══ RECORDS PROVIDED

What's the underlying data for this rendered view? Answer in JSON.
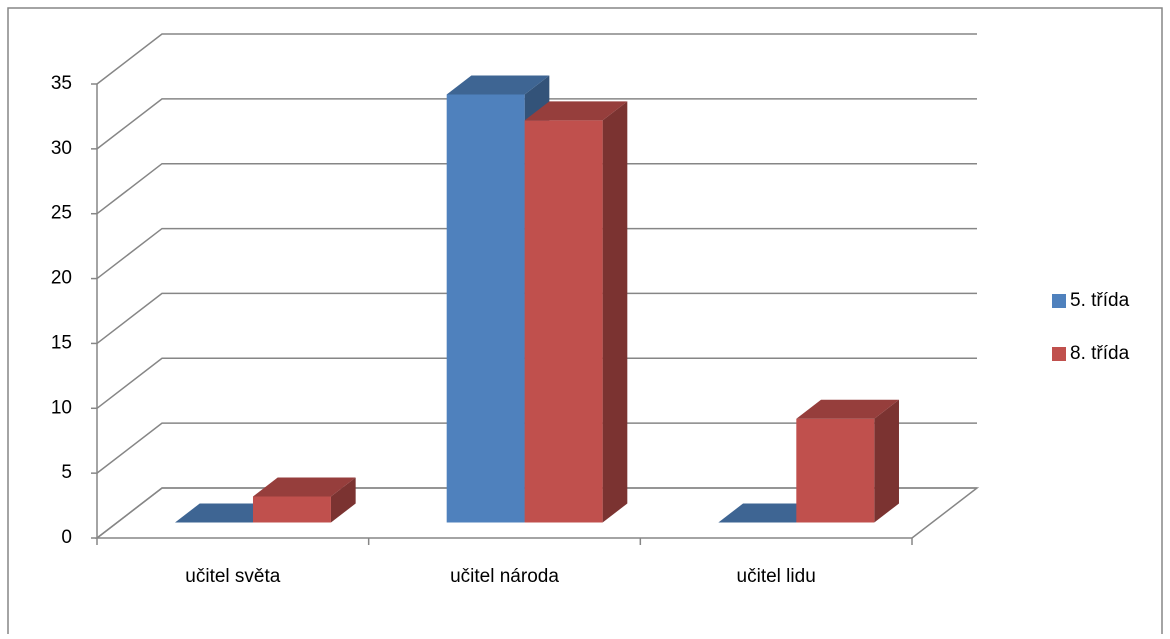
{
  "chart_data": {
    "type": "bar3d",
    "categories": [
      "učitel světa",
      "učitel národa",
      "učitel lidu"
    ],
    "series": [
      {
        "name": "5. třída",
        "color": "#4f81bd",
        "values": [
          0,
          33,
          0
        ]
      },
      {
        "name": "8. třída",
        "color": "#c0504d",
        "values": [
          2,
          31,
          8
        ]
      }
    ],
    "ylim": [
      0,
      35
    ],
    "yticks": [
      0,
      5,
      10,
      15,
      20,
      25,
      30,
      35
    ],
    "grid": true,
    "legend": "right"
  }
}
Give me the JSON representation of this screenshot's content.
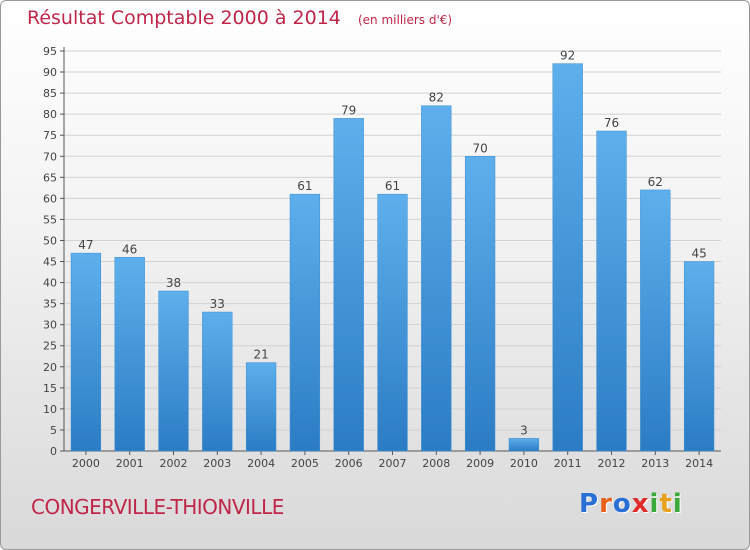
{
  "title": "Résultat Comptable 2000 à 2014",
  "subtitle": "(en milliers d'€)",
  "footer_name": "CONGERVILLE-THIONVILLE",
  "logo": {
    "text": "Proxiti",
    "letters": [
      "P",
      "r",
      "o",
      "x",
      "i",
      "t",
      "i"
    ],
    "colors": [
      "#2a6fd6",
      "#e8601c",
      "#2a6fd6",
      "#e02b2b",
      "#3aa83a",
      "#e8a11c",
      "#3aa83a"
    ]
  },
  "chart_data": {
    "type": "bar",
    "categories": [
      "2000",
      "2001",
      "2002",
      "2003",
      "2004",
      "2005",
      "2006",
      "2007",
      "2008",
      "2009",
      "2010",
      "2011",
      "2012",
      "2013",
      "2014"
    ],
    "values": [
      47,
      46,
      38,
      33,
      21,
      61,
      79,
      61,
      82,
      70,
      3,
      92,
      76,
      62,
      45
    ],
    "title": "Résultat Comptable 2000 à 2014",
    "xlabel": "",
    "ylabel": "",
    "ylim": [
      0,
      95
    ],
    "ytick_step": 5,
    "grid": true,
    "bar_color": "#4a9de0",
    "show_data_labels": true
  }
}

════
══ RECORDS PROVIDED

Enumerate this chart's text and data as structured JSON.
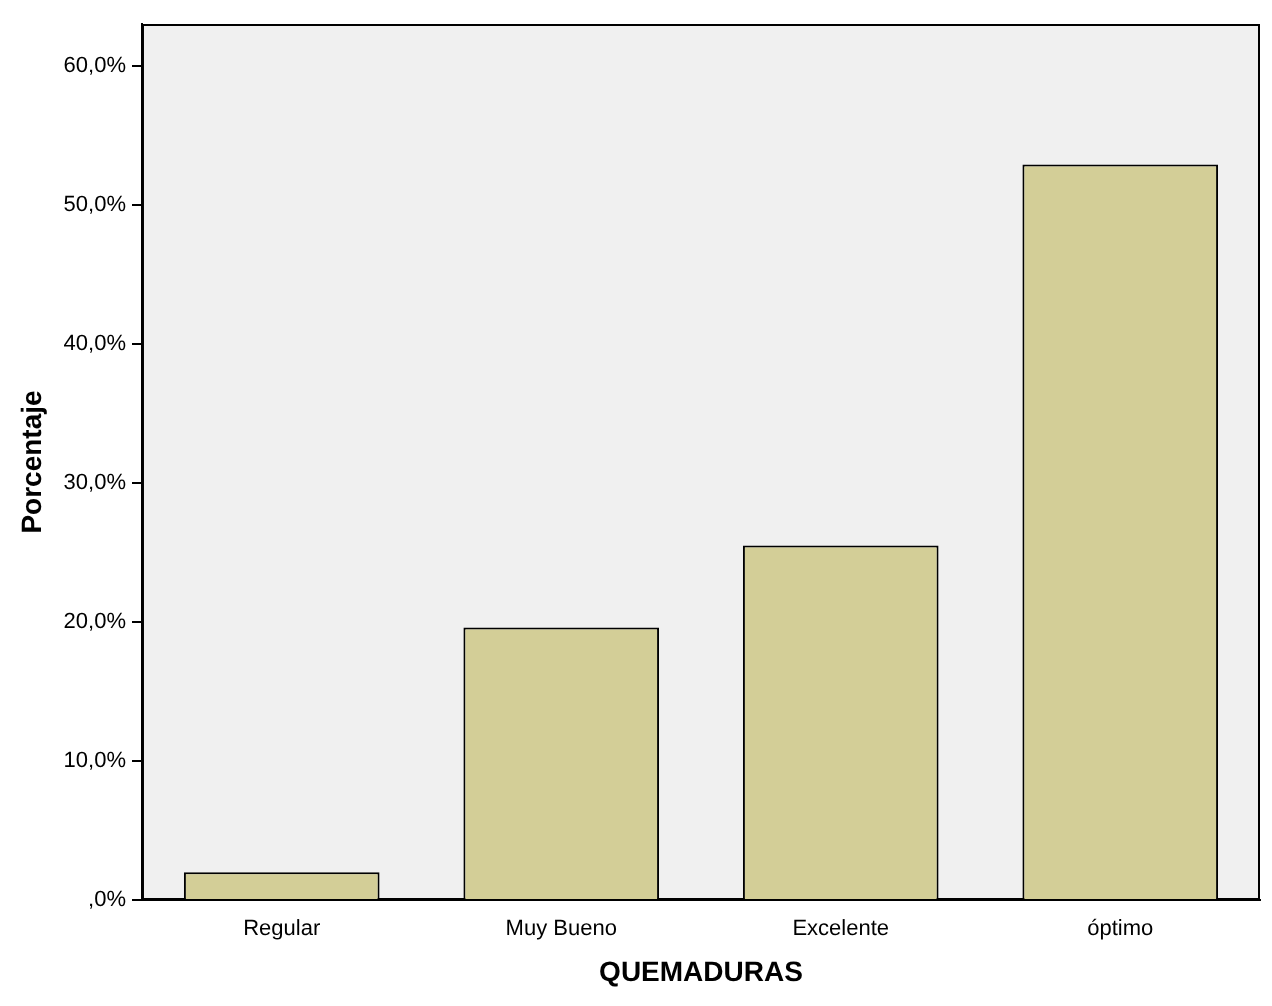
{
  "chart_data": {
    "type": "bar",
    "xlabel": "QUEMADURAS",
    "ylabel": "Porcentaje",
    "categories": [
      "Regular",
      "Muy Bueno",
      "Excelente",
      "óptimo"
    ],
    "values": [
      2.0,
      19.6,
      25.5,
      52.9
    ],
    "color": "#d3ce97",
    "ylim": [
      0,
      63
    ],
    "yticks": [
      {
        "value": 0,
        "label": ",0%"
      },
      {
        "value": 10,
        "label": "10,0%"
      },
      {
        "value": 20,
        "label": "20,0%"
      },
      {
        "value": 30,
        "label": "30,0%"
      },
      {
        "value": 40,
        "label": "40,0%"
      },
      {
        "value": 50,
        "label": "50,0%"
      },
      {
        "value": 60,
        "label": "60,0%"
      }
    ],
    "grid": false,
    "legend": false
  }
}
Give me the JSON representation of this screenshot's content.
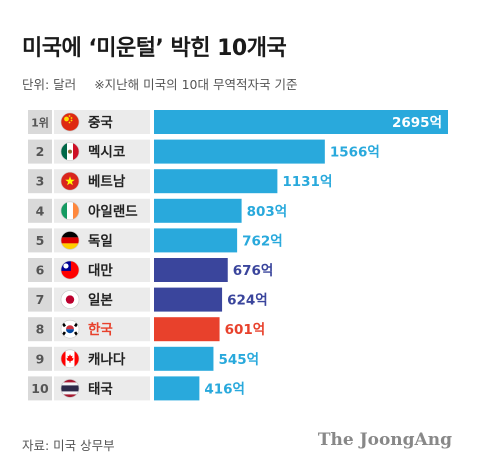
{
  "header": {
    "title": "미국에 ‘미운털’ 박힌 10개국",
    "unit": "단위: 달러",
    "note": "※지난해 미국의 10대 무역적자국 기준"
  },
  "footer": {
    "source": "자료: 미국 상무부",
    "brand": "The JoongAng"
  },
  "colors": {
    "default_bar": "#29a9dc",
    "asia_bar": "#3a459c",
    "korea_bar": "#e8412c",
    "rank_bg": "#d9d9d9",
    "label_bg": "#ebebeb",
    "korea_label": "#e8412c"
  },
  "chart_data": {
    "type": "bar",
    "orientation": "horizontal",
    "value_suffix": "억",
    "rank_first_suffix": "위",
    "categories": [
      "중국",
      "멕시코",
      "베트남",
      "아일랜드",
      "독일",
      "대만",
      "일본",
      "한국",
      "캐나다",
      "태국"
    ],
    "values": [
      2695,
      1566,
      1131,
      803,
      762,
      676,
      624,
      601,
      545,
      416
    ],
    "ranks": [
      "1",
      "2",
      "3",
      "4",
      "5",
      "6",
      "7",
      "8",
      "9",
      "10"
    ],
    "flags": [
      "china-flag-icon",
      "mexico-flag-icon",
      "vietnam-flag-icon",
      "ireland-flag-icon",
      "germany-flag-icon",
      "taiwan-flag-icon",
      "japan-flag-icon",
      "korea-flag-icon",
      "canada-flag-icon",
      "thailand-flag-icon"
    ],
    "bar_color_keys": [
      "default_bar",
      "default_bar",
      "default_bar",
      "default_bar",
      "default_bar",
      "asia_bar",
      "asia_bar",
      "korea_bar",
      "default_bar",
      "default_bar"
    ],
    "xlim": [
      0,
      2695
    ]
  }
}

════

• _WHAT IS REQUIRED_
Copy each line of the records containing the string "učitel".

• _FULL OUTPUT_
      "učitel světa",
      "učitel národa",
      "učitel lidu"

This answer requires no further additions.